**Problems to solve:**
[1] Rewrite the markdown-search package description from "High-performance full-text search" to "blocks, tables, etc.)", replacing "FlexSearch" with "Lunr".
[2] In two sentences, what does the markdown-search package description say?
[3] According to the markdown-search package description, what runtime is the package built on for fast file operations?

**Source excerpt:**
◇ ◇ ◇
@principal-ai/markdown-search

High-performance full-text search for markdown documents using FlexSearch and Bun.

Features

🚀 Fast Performance - Built on Bun runtime for blazing fast file operations
🔍 Full-Text Search - Powered by FlexSearch for efficient indexing and searching
📝 Markdown-Optimized - Understands markdown structure (sections, code blocks, tables, etc.)
🎯 Flexible Searching - Search by document type, language, with fuzzy matching
💾 Persistent Indexes - Save and load search indexes for instant startup
🔌 Extensible - Adapter pattern for different platforms (Node, VS Code, etc.)
◇ ◇ ◇
**Material supplied:**
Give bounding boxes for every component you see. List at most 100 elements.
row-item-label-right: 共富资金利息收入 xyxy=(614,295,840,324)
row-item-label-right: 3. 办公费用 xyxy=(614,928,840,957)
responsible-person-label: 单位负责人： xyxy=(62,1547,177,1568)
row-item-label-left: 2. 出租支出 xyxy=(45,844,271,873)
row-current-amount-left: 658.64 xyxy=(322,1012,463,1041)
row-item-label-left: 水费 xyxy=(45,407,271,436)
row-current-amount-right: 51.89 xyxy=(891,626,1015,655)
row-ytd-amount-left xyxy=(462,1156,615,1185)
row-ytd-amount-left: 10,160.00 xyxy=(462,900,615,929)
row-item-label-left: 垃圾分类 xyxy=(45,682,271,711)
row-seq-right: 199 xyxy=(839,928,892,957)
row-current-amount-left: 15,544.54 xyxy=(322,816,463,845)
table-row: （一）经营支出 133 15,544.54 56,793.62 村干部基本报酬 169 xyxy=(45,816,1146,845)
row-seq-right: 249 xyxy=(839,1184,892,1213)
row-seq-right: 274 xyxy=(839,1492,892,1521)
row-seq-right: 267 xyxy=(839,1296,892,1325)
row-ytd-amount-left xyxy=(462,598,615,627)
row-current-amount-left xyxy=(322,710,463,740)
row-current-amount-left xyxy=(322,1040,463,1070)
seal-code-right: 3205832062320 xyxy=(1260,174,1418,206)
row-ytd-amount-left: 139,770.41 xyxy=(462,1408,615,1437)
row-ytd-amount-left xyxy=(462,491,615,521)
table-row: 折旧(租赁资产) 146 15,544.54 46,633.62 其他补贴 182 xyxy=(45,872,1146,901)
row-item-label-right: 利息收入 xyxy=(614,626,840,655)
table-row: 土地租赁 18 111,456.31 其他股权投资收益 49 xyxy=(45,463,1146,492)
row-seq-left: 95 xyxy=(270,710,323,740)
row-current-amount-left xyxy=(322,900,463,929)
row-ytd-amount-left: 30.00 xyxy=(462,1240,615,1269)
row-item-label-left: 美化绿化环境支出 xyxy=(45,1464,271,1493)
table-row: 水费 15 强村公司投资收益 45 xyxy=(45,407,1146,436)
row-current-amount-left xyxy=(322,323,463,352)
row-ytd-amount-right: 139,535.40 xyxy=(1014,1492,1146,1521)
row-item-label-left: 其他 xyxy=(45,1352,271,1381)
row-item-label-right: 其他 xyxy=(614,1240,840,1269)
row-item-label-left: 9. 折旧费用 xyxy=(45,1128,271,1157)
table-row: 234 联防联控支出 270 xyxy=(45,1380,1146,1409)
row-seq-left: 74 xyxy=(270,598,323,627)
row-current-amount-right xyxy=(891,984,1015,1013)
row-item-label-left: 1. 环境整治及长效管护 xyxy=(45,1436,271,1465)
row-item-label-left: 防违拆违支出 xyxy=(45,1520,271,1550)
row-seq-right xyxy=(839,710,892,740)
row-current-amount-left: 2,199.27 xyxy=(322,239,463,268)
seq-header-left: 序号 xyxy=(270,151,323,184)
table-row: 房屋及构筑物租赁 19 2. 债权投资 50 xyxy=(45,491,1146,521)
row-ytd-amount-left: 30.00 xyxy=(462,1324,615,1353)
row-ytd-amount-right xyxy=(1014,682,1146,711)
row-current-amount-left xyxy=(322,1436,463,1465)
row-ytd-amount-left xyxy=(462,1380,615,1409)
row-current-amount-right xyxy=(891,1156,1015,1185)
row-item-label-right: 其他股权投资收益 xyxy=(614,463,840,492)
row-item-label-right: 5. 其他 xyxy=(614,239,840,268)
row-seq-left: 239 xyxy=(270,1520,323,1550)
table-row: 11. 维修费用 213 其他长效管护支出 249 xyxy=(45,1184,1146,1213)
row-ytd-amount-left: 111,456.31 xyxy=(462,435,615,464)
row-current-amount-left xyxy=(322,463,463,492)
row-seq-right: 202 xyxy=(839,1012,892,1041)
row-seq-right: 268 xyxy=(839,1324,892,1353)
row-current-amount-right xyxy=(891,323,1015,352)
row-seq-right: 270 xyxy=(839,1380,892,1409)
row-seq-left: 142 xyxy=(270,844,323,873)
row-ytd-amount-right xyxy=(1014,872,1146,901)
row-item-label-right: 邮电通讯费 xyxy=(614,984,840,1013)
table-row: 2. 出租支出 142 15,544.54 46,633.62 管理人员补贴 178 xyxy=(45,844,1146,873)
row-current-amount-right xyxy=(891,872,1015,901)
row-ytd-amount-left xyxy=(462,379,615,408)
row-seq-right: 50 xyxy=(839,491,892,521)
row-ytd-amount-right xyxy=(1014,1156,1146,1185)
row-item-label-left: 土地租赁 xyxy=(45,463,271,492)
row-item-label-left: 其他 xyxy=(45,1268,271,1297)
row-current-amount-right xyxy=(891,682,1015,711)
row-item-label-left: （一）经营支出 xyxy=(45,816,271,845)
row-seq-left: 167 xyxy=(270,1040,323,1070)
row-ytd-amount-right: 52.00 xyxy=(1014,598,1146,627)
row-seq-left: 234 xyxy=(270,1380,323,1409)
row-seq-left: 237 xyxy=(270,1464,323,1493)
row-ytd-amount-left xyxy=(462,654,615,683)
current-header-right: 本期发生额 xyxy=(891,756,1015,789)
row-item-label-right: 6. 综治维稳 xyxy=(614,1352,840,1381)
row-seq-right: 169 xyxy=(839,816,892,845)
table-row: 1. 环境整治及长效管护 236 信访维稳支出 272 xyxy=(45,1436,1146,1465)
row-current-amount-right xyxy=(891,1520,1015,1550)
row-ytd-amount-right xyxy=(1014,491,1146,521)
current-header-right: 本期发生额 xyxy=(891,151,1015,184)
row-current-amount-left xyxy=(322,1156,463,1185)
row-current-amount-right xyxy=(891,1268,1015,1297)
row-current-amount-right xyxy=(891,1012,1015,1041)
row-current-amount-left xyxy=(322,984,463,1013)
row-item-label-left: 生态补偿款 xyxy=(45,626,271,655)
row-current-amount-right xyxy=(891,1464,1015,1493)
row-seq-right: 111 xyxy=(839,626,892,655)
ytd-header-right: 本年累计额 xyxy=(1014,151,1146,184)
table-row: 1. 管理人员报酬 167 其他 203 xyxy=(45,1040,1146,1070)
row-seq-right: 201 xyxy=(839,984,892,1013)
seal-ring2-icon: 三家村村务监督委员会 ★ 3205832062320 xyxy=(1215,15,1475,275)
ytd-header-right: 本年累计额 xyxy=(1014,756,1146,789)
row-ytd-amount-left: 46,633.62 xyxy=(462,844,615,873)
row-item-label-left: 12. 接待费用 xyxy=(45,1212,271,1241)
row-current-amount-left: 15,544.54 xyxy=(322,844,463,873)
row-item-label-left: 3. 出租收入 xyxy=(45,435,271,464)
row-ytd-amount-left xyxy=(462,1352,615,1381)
◇ ◇ ◇
**Expected outputs:**
[1]
High-performance full-text search for markdown documents using Lunr and Bun.

Features

🚀 Fast Performance - Built on Bun runtime for blazing fast file operations
🔍 Full-Text Search - Powered by Lunr for efficient indexing and searching
📝 Markdown-Optimized - Understands markdown structure (sections, code blocks, tables, etc.)

[2] The @principal-ai/markdown-search package offers high-performance full-text search for markdown documents, built on FlexSearch and the Bun runtime. It understands markdown structure, supports searching by document type and language with fuzzy matching, can save and load indexes for instant startup, and uses an adapter pattern to extend to platforms such as Node and VS Code.

[3] Bun.